=== GIVEN DATA ===

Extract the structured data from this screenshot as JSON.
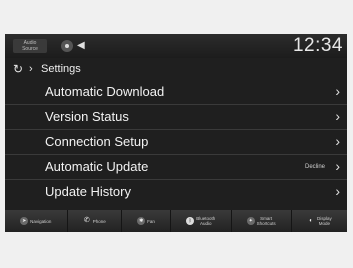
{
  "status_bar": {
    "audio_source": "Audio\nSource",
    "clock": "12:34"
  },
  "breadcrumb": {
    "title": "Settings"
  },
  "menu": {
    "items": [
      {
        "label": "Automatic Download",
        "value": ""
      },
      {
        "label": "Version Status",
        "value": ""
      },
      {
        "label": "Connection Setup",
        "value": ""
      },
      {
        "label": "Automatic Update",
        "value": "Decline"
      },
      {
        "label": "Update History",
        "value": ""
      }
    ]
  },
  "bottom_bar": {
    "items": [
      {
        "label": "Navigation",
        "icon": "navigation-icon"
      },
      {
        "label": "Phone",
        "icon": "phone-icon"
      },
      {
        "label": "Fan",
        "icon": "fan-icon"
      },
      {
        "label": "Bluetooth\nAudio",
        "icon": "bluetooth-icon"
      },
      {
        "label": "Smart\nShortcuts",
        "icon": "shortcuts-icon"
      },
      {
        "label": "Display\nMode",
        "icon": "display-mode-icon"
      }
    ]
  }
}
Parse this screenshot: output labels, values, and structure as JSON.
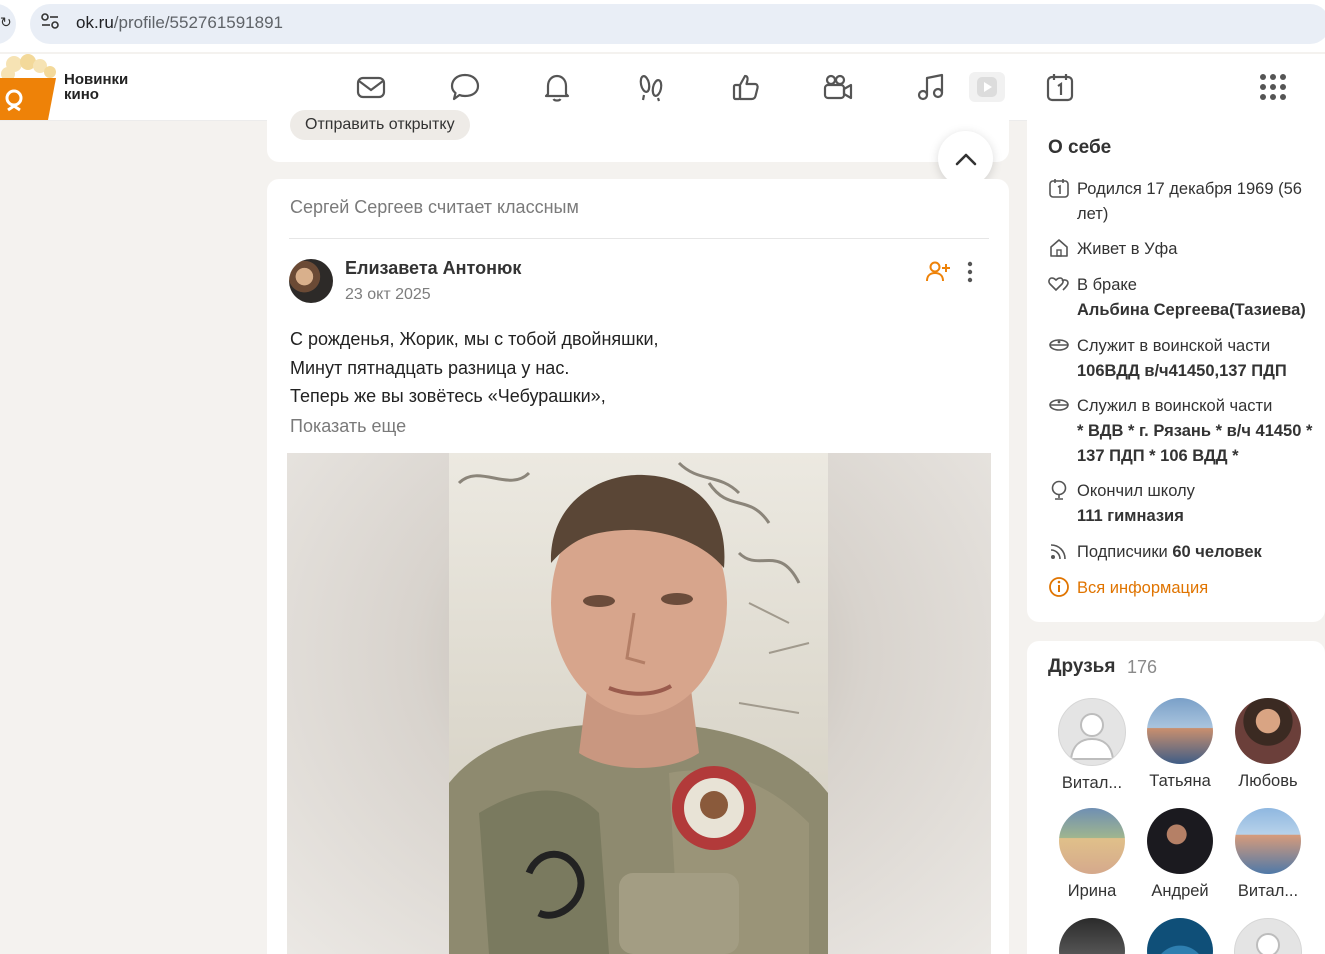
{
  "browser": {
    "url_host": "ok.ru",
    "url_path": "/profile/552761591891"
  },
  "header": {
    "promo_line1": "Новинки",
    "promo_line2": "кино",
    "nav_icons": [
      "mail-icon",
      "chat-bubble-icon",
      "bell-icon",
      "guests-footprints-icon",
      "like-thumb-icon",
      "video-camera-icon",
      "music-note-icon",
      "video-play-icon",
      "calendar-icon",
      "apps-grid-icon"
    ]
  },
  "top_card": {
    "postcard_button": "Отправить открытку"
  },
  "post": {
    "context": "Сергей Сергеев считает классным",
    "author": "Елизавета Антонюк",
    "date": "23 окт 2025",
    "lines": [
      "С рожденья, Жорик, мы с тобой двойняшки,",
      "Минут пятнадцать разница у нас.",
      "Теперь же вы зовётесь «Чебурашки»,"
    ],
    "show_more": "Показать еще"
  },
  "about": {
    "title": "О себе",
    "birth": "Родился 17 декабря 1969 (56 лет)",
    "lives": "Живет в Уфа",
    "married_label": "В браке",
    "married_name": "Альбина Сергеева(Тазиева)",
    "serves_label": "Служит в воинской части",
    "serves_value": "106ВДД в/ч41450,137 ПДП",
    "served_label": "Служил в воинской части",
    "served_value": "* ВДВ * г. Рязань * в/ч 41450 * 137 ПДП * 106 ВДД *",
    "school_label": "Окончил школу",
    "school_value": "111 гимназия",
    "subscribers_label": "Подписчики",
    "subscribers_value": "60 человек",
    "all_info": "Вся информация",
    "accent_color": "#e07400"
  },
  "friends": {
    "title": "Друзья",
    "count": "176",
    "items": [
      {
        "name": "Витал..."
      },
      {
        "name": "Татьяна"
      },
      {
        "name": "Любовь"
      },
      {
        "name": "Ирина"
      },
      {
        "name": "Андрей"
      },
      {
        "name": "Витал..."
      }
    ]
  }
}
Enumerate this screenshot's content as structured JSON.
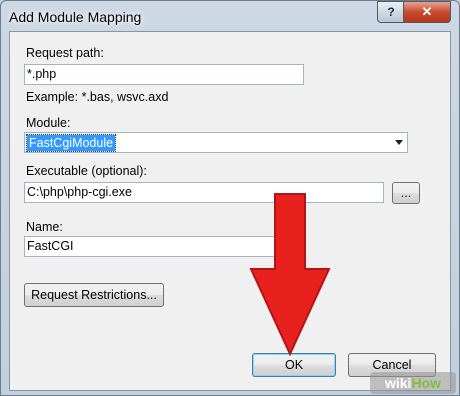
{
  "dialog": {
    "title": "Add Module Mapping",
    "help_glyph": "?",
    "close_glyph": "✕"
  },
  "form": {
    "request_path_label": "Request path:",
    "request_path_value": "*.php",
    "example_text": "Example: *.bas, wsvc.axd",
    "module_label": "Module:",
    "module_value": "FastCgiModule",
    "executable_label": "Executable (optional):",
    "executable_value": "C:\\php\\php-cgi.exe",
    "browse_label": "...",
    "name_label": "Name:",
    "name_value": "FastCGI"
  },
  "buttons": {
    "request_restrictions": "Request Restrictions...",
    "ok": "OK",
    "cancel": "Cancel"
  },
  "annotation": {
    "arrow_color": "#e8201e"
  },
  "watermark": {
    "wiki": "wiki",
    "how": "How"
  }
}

===

### PROBLEM:
Transcribe the whole listing, character for character, but not its images.

### TASK SOLUTION:
Extract the structured data from this screenshot as JSON.
{
  "status_bar": {
    "audio_source": "Audio\nSource",
    "clock": "12:34"
  },
  "breadcrumb": {
    "title": "Settings"
  },
  "menu": {
    "items": [
      {
        "label": "Automatic Download",
        "value": ""
      },
      {
        "label": "Version Status",
        "value": ""
      },
      {
        "label": "Connection Setup",
        "value": ""
      },
      {
        "label": "Automatic Update",
        "value": "Decline"
      },
      {
        "label": "Update History",
        "value": ""
      }
    ]
  },
  "bottom_bar": {
    "items": [
      {
        "label": "Navigation",
        "icon": "navigation-icon"
      },
      {
        "label": "Phone",
        "icon": "phone-icon"
      },
      {
        "label": "Fan",
        "icon": "fan-icon"
      },
      {
        "label": "Bluetooth\nAudio",
        "icon": "bluetooth-icon"
      },
      {
        "label": "Smart\nShortcuts",
        "icon": "shortcuts-icon"
      },
      {
        "label": "Display\nMode",
        "icon": "display-mode-icon"
      }
    ]
  }
}
Parse this screenshot: output labels, values, and structure as JSON.
{
  "browser": {
    "url_host": "ok.ru",
    "url_path": "/profile/552761591891"
  },
  "header": {
    "promo_line1": "Новинки",
    "promo_line2": "кино",
    "nav_icons": [
      "mail-icon",
      "chat-bubble-icon",
      "bell-icon",
      "guests-footprints-icon",
      "like-thumb-icon",
      "video-camera-icon",
      "music-note-icon",
      "video-play-icon",
      "calendar-icon",
      "apps-grid-icon"
    ]
  },
  "top_card": {
    "postcard_button": "Отправить открытку"
  },
  "post": {
    "context": "Сергей Сергеев считает классным",
    "author": "Елизавета Антонюк",
    "date": "23 окт 2025",
    "lines": [
      "С рожденья, Жорик, мы с тобой двойняшки,",
      "Минут пятнадцать разница у нас.",
      "Теперь же вы зовётесь «Чебурашки»,"
    ],
    "show_more": "Показать еще"
  },
  "about": {
    "title": "О себе",
    "birth": "Родился 17 декабря 1969 (56 лет)",
    "lives": "Живет в Уфа",
    "married_label": "В браке",
    "married_name": "Альбина Сергеева(Тазиева)",
    "serves_label": "Служит в воинской части",
    "serves_value": "106ВДД в/ч41450,137 ПДП",
    "served_label": "Служил в воинской части",
    "served_value": "* ВДВ * г. Рязань * в/ч 41450 * 137 ПДП * 106 ВДД *",
    "school_label": "Окончил школу",
    "school_value": "111 гимназия",
    "subscribers_label": "Подписчики",
    "subscribers_value": "60 человек",
    "all_info": "Вся информация",
    "accent_color": "#e07400"
  },
  "friends": {
    "title": "Друзья",
    "count": "176",
    "items": [
      {
        "name": "Витал..."
      },
      {
        "name": "Татьяна"
      },
      {
        "name": "Любовь"
      },
      {
        "name": "Ирина"
      },
      {
        "name": "Андрей"
      },
      {
        "name": "Витал..."
      }
    ]
  }
}
Enumerate this screenshot's content as structured JSON.
{
  "dialog": {
    "title": "Add Module Mapping",
    "help_glyph": "?",
    "close_glyph": "✕"
  },
  "form": {
    "request_path_label": "Request path:",
    "request_path_value": "*.php",
    "example_text": "Example: *.bas, wsvc.axd",
    "module_label": "Module:",
    "module_value": "FastCgiModule",
    "executable_label": "Executable (optional):",
    "executable_value": "C:\\php\\php-cgi.exe",
    "browse_label": "...",
    "name_label": "Name:",
    "name_value": "FastCGI"
  },
  "buttons": {
    "request_restrictions": "Request Restrictions...",
    "ok": "OK",
    "cancel": "Cancel"
  },
  "annotation": {
    "arrow_color": "#e8201e"
  },
  "watermark": {
    "wiki": "wiki",
    "how": "How"
  }
}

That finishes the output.